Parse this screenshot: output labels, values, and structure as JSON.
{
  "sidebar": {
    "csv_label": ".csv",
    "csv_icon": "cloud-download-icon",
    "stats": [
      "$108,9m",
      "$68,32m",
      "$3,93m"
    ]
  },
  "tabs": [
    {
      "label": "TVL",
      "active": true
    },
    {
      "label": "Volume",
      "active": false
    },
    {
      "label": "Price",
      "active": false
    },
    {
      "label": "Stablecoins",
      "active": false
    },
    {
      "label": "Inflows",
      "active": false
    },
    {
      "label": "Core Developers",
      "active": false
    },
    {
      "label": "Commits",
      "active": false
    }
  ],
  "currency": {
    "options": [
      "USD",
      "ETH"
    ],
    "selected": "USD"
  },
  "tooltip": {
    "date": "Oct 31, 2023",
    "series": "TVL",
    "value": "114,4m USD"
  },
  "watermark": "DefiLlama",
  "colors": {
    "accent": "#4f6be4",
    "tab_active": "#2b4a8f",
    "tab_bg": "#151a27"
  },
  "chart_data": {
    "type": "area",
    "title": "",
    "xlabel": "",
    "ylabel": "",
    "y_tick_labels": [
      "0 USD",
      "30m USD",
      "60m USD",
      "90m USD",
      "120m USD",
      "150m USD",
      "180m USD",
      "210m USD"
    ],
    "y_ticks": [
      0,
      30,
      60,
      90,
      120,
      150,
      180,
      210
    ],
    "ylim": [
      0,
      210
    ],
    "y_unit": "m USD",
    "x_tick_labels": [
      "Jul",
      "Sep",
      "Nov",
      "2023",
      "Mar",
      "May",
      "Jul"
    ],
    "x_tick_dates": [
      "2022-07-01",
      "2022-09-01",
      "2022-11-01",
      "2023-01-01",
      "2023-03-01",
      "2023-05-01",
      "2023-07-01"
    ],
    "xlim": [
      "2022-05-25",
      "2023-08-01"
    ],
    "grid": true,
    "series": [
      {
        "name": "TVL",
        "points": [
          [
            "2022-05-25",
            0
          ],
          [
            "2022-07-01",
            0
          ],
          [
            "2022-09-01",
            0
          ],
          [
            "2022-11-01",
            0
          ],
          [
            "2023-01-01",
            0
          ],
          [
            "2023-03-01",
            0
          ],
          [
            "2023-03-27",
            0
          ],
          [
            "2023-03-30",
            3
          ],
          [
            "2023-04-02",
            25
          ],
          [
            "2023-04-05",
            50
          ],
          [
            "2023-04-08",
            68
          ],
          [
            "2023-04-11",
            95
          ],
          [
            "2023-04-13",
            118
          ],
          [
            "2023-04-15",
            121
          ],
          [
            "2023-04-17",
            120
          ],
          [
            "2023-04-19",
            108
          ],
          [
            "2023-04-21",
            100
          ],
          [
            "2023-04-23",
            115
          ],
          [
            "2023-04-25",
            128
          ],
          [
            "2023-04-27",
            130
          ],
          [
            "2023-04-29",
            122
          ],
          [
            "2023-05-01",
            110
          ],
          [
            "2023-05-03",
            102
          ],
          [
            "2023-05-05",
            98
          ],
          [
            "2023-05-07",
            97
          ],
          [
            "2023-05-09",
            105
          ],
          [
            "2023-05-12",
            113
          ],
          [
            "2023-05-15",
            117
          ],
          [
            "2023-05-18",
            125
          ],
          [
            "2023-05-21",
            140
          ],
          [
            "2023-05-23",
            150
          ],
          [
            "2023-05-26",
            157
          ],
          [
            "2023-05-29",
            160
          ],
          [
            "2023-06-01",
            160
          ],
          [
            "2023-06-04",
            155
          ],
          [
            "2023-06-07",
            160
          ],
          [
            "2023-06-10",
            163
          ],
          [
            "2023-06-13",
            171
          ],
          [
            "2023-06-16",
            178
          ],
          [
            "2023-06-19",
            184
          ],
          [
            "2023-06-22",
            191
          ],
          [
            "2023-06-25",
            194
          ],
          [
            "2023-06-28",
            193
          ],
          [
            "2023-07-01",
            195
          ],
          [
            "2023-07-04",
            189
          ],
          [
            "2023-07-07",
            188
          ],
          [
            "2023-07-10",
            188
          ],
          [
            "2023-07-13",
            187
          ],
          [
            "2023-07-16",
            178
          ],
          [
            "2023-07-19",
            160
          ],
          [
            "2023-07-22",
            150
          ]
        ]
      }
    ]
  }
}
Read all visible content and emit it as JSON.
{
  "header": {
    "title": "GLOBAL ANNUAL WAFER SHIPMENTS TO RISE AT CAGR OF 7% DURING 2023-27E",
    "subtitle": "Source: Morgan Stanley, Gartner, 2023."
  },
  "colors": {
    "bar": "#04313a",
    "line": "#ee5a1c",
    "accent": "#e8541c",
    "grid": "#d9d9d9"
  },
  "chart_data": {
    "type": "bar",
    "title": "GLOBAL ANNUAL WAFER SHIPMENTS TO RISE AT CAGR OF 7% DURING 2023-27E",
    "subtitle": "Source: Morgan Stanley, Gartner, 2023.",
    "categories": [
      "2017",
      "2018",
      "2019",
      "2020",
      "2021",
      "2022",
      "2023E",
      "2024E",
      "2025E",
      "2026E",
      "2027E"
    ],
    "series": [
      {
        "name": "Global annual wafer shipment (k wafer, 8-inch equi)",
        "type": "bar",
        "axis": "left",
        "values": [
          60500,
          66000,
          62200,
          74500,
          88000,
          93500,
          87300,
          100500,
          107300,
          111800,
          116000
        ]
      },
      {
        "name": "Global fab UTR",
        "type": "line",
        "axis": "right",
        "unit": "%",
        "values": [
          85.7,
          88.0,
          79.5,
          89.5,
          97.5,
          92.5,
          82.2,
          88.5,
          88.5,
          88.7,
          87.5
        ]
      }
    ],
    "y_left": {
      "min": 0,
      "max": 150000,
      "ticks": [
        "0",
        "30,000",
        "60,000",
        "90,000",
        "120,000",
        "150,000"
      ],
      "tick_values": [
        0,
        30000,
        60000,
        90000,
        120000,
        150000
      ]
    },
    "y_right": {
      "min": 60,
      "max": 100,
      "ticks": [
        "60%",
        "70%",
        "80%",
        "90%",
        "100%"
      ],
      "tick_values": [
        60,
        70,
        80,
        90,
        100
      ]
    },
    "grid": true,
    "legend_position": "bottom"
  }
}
----
Pick out all the lines with the word "name" in them and copy them.

        "name": "TVL",
        "name": "Global annual wafer shipment (k wafer, 8-inch equi)",
        "name": "Global fab UTR",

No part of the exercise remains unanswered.